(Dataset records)
○ ○ ○

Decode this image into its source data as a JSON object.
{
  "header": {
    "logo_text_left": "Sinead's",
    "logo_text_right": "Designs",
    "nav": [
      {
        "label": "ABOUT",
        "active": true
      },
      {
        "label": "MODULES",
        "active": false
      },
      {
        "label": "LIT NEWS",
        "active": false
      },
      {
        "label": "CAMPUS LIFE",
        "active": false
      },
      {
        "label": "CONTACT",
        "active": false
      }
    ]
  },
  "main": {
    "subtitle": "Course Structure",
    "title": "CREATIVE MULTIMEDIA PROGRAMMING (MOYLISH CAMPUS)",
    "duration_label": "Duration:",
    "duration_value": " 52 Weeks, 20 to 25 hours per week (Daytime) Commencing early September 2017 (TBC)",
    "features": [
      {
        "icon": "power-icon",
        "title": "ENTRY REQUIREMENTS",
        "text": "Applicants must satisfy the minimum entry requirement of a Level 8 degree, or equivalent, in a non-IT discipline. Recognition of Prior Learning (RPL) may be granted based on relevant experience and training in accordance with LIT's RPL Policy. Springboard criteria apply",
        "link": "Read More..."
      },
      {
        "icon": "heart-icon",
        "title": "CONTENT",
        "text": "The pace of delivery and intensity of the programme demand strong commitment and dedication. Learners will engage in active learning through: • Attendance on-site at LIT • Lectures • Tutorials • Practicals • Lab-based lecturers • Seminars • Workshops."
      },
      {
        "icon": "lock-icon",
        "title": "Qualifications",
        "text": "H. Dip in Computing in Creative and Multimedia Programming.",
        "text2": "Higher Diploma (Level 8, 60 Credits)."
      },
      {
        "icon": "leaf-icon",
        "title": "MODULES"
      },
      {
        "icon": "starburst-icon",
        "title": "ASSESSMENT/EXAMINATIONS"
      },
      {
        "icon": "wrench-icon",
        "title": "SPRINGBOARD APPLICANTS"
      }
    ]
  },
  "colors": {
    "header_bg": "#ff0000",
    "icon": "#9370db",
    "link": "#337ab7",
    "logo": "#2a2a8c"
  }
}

○ ○ ○

Hand back the material above in full, exactly as written.

### FULL SOLUTION
Decode this image into its source data as a JSON object.
{
  "header": {
    "logo_text_left": "Sinead's",
    "logo_text_right": "Designs",
    "nav": [
      {
        "label": "ABOUT",
        "active": true
      },
      {
        "label": "MODULES",
        "active": false
      },
      {
        "label": "LIT NEWS",
        "active": false
      },
      {
        "label": "CAMPUS LIFE",
        "active": false
      },
      {
        "label": "CONTACT",
        "active": false
      }
    ]
  },
  "main": {
    "subtitle": "Course Structure",
    "title": "CREATIVE MULTIMEDIA PROGRAMMING (MOYLISH CAMPUS)",
    "duration_label": "Duration:",
    "duration_value": " 52 Weeks, 20 to 25 hours per week (Daytime) Commencing early September 2017 (TBC)",
    "features": [
      {
        "icon": "power-icon",
        "title": "ENTRY REQUIREMENTS",
        "text": "Applicants must satisfy the minimum entry requirement of a Level 8 degree, or equivalent, in a non-IT discipline. Recognition of Prior Learning (RPL) may be granted based on relevant experience and training in accordance with LIT's RPL Policy. Springboard criteria apply",
        "link": "Read More..."
      },
      {
        "icon": "heart-icon",
        "title": "CONTENT",
        "text": "The pace of delivery and intensity of the programme demand strong commitment and dedication. Learners will engage in active learning through: • Attendance on-site at LIT • Lectures • Tutorials • Practicals • Lab-based lecturers • Seminars • Workshops."
      },
      {
        "icon": "lock-icon",
        "title": "Qualifications",
        "text": "H. Dip in Computing in Creative and Multimedia Programming.",
        "text2": "Higher Diploma (Level 8, 60 Credits)."
      },
      {
        "icon": "leaf-icon",
        "title": "MODULES"
      },
      {
        "icon": "starburst-icon",
        "title": "ASSESSMENT/EXAMINATIONS"
      },
      {
        "icon": "wrench-icon",
        "title": "SPRINGBOARD APPLICANTS"
      }
    ]
  },
  "colors": {
    "header_bg": "#ff0000",
    "icon": "#9370db",
    "link": "#337ab7",
    "logo": "#2a2a8c"
  }
}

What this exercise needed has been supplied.